====== Listed records

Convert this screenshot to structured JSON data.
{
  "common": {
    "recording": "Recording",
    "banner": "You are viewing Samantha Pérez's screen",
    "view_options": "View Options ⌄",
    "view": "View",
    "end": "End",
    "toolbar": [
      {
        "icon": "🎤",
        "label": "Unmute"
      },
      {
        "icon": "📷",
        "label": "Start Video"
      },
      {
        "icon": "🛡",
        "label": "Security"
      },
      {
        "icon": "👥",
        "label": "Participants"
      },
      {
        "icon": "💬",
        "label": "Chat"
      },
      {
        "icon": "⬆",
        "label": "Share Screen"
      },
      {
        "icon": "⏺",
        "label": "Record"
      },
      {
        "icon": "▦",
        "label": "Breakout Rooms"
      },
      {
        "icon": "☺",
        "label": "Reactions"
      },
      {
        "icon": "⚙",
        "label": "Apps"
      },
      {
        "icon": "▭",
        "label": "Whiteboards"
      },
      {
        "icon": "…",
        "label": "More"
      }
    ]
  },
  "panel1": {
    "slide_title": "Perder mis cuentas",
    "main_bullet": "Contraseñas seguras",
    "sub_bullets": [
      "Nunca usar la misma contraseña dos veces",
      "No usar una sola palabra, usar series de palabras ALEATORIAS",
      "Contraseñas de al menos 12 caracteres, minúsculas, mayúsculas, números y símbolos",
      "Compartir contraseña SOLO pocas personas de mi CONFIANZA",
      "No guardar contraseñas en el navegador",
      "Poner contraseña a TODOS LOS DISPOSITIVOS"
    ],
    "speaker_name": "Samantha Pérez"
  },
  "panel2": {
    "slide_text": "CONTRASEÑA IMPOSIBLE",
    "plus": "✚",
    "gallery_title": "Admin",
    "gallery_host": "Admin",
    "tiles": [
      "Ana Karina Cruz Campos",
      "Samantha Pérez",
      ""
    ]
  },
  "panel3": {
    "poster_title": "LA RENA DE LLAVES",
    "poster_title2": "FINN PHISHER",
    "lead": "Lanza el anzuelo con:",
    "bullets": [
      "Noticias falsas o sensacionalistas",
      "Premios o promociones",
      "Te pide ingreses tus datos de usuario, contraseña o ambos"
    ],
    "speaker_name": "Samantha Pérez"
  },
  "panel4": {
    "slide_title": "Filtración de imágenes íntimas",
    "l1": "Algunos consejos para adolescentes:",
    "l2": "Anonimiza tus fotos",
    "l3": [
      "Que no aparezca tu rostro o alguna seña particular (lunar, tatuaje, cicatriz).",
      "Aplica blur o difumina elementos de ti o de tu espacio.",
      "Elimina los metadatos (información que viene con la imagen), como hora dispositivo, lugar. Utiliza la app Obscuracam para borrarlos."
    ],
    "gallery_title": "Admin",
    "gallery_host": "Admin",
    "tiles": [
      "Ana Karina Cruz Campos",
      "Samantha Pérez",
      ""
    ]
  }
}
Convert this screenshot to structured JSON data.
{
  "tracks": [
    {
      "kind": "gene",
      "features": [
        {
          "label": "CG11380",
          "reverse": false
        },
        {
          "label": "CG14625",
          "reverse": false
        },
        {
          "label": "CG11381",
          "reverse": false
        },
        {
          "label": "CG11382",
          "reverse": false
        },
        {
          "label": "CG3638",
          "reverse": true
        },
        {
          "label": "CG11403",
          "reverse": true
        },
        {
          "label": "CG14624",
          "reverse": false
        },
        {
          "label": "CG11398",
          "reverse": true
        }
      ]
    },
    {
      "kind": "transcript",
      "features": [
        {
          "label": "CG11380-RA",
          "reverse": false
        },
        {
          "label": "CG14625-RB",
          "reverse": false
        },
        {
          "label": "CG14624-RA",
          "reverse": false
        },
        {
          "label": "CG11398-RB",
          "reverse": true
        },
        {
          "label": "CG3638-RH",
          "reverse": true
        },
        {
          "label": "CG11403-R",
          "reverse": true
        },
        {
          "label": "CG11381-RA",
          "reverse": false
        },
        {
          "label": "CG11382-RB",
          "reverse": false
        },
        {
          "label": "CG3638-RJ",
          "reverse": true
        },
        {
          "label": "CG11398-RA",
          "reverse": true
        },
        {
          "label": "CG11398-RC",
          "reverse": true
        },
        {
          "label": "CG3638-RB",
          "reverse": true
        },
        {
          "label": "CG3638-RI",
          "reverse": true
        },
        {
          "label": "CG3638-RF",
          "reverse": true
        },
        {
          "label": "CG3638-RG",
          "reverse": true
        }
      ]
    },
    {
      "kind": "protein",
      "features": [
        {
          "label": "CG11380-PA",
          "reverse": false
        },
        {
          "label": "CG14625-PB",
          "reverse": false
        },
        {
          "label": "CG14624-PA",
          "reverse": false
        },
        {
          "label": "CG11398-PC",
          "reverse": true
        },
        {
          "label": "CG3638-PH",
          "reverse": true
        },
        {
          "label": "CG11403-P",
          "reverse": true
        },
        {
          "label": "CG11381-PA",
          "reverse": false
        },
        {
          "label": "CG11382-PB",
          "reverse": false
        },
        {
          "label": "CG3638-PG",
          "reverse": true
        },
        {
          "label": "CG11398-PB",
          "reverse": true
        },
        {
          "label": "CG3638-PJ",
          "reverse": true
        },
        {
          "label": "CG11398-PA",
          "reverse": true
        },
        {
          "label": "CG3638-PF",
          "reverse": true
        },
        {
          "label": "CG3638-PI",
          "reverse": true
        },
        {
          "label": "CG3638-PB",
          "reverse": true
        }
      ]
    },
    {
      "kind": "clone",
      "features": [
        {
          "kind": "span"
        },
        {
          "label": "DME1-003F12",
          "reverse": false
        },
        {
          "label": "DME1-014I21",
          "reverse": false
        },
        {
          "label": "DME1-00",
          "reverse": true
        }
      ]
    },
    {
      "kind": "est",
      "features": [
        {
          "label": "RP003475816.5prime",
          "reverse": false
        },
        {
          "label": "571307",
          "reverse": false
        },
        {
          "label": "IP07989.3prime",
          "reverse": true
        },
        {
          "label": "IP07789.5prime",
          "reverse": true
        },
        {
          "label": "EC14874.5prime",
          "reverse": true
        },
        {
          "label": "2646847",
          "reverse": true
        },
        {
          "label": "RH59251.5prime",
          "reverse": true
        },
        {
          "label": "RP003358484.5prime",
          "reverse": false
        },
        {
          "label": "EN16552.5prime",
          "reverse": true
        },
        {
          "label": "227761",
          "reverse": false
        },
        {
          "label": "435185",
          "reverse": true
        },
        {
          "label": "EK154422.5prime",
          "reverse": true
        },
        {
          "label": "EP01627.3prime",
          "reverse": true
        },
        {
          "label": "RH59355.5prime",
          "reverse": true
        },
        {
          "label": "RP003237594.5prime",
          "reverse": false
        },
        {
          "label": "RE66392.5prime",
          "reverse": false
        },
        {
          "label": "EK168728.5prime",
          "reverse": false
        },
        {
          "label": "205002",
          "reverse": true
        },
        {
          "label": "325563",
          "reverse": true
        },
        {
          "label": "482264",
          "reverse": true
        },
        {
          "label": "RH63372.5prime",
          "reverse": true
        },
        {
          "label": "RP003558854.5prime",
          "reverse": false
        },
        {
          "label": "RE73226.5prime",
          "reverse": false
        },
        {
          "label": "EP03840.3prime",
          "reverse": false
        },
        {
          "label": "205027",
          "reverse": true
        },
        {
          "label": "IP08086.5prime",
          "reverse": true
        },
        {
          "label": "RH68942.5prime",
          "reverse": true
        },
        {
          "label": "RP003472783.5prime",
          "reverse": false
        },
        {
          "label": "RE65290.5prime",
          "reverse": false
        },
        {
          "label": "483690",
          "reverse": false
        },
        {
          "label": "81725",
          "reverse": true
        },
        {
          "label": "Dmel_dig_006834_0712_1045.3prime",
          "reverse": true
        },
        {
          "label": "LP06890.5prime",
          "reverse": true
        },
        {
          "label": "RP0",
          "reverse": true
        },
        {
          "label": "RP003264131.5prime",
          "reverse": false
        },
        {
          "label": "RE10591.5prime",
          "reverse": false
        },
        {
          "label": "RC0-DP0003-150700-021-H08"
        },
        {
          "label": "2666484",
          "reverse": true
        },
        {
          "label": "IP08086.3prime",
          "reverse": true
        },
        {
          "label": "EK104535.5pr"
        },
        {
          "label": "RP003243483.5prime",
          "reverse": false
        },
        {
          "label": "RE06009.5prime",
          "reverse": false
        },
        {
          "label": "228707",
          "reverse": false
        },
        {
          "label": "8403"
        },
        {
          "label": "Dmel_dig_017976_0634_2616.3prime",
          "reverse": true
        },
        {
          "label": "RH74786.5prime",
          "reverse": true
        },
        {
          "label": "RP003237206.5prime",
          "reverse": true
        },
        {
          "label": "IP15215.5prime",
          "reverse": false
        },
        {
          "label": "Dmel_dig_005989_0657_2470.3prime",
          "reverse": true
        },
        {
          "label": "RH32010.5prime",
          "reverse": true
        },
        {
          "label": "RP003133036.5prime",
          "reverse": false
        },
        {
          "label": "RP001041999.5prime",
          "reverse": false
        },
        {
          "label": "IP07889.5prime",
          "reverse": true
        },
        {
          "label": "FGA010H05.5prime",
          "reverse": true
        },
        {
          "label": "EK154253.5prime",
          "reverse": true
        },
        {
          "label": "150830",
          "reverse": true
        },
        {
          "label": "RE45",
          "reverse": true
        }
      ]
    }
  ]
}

============

Within the listing above, work out the number of lines that hold "kind", and give that number alone.

6